Data lines >>
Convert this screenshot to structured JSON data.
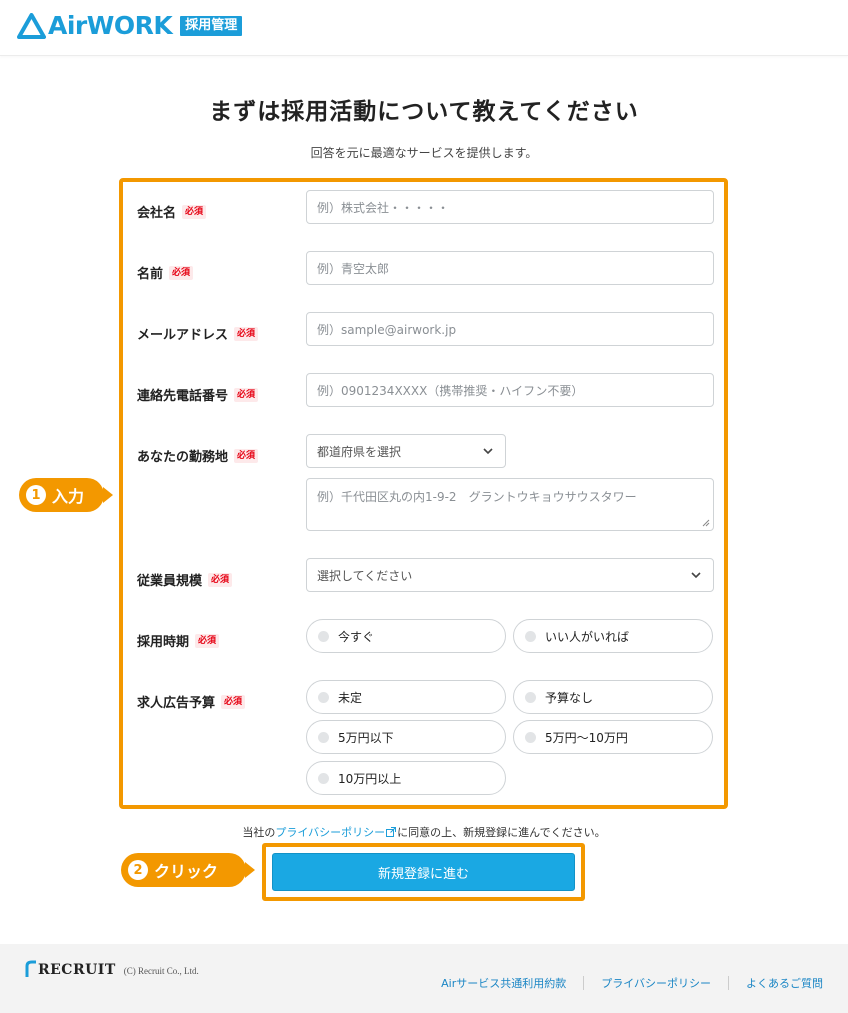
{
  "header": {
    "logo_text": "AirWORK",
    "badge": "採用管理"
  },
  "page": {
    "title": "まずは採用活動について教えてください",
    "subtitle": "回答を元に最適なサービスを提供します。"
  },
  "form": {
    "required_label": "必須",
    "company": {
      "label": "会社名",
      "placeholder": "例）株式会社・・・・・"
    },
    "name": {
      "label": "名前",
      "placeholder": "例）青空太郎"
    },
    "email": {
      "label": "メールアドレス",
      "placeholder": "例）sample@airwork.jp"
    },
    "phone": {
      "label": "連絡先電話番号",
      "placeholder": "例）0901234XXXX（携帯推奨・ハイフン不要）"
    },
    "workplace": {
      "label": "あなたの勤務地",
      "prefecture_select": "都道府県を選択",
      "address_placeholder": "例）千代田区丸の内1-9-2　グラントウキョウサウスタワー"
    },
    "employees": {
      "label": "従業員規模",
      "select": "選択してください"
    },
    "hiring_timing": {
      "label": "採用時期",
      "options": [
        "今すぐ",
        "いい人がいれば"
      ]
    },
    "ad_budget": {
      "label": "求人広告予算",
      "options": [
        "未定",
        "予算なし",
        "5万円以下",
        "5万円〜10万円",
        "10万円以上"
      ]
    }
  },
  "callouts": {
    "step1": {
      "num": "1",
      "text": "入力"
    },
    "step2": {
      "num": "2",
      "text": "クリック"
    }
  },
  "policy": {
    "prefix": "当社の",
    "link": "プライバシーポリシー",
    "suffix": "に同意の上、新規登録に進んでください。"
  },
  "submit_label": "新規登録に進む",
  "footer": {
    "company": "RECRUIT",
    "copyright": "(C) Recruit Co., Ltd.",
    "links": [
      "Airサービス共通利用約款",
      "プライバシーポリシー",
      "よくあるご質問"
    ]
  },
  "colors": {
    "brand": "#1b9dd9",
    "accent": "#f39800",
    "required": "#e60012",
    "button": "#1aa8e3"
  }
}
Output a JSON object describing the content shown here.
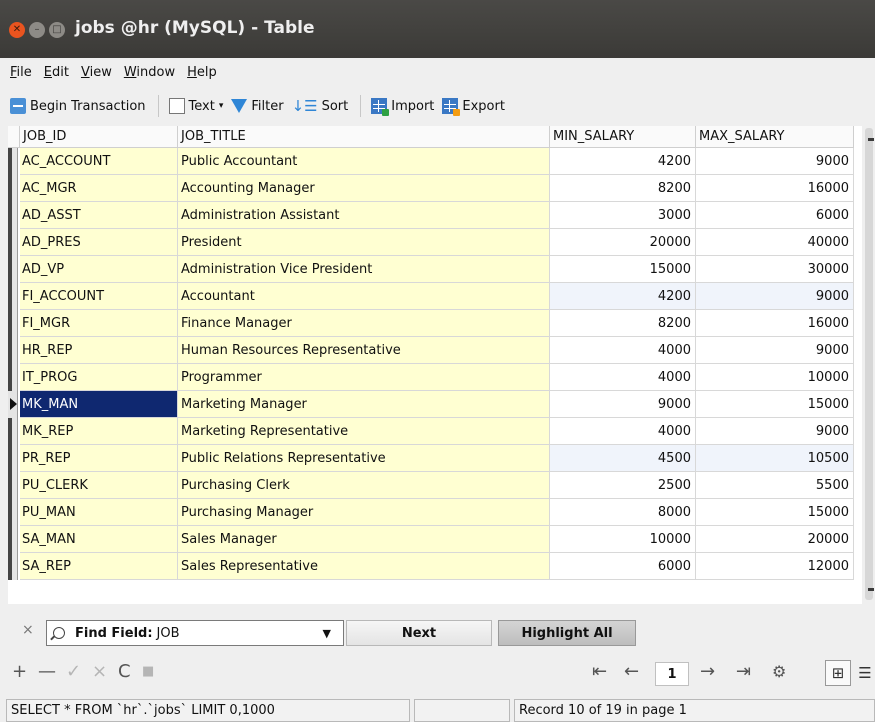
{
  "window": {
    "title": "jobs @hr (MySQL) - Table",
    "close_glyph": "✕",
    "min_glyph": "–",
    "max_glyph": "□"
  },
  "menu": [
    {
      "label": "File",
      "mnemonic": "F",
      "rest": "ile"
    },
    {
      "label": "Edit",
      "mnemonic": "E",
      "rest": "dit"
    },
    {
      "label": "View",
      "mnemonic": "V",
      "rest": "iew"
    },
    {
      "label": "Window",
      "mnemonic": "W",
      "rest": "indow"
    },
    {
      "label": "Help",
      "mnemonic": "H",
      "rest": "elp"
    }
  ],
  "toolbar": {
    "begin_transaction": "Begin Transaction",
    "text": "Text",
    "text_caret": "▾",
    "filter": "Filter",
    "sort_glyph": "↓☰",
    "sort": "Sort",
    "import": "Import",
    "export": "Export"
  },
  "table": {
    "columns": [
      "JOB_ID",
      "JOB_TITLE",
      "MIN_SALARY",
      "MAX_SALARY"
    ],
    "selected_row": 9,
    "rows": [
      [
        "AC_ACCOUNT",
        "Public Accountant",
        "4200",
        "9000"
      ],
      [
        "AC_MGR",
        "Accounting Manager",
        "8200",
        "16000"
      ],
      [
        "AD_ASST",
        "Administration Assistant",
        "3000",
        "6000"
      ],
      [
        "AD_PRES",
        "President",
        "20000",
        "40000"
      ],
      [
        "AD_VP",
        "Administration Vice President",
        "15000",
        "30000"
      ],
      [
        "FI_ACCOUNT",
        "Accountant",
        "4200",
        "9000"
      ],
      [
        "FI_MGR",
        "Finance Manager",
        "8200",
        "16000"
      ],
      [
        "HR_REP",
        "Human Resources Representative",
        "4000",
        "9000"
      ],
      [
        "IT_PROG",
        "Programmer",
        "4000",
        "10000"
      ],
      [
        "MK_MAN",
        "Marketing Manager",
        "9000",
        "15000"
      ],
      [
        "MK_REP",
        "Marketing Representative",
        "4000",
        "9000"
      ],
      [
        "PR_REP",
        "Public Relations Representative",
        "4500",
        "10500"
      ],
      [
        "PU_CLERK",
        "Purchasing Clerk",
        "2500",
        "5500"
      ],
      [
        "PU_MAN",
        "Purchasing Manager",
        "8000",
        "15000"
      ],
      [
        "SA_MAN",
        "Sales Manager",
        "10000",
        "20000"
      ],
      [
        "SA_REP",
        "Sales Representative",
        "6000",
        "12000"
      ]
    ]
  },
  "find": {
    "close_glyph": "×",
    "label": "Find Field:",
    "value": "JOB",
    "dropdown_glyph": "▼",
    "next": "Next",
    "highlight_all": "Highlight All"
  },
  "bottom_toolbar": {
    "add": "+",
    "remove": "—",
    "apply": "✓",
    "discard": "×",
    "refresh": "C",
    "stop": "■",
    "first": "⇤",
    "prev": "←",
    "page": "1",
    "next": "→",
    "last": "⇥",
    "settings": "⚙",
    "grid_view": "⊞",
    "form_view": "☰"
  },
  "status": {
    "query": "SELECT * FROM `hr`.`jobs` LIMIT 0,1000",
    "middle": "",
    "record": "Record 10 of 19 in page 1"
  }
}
==
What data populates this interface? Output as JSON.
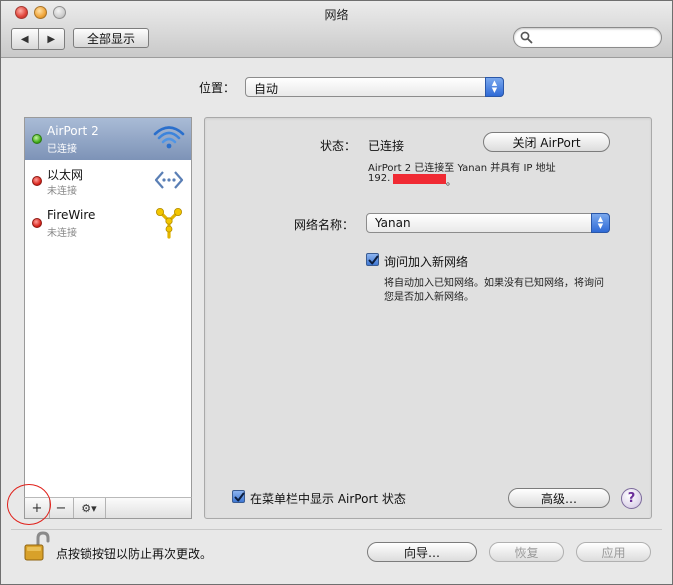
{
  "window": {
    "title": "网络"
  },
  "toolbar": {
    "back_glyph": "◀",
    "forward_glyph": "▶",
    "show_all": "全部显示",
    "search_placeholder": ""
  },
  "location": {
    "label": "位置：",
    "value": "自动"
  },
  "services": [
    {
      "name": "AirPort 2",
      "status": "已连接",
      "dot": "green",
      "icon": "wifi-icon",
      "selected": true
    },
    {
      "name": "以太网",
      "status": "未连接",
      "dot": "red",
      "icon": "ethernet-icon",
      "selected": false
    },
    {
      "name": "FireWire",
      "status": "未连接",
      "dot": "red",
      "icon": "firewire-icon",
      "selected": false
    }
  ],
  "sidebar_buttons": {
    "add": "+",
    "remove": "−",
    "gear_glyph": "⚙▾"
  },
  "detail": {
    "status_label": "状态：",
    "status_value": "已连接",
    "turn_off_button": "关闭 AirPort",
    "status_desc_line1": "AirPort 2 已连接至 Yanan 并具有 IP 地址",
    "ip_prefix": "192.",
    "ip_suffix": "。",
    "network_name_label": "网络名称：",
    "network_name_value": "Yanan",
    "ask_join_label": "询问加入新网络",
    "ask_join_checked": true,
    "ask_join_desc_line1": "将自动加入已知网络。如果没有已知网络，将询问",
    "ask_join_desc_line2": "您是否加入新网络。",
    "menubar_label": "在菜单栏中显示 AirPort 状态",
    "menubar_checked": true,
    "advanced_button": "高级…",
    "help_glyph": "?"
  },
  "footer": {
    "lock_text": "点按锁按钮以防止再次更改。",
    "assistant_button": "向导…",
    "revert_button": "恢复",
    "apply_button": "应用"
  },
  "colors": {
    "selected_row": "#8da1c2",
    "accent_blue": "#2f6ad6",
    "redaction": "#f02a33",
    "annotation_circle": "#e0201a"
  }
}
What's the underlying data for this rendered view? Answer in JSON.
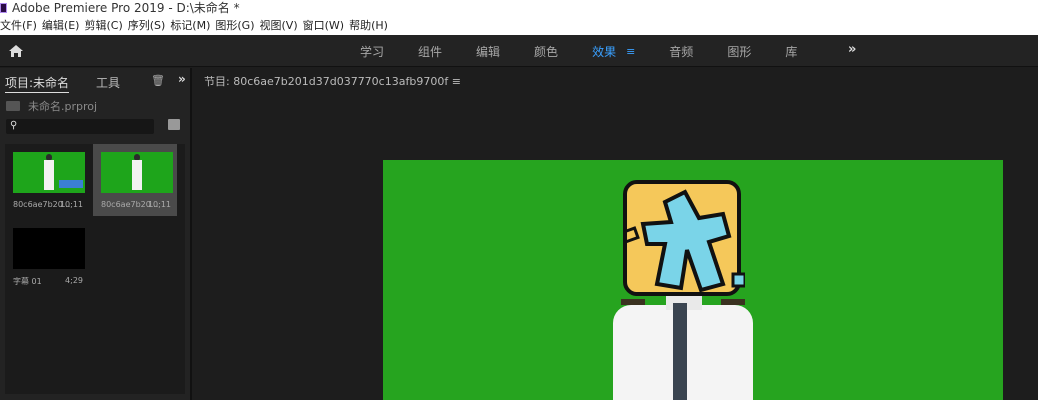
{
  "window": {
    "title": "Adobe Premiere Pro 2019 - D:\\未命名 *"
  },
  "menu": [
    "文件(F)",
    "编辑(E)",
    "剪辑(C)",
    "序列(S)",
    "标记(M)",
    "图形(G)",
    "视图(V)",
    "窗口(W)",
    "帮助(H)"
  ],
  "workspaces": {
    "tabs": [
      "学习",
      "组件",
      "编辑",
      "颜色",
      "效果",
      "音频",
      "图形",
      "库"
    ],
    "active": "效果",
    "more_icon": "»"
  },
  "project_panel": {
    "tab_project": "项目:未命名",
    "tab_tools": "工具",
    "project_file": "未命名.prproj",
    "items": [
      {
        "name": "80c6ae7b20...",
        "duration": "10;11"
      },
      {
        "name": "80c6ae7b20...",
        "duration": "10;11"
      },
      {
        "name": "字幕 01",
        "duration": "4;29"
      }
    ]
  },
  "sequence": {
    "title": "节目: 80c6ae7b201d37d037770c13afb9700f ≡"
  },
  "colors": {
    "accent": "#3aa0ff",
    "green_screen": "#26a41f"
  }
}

The task >>
Search the entries for the word "true" and gather every line where it appears.

Answer to the task >>
      "selected": true
    "ask_join_checked": true,
    "menubar_checked": true,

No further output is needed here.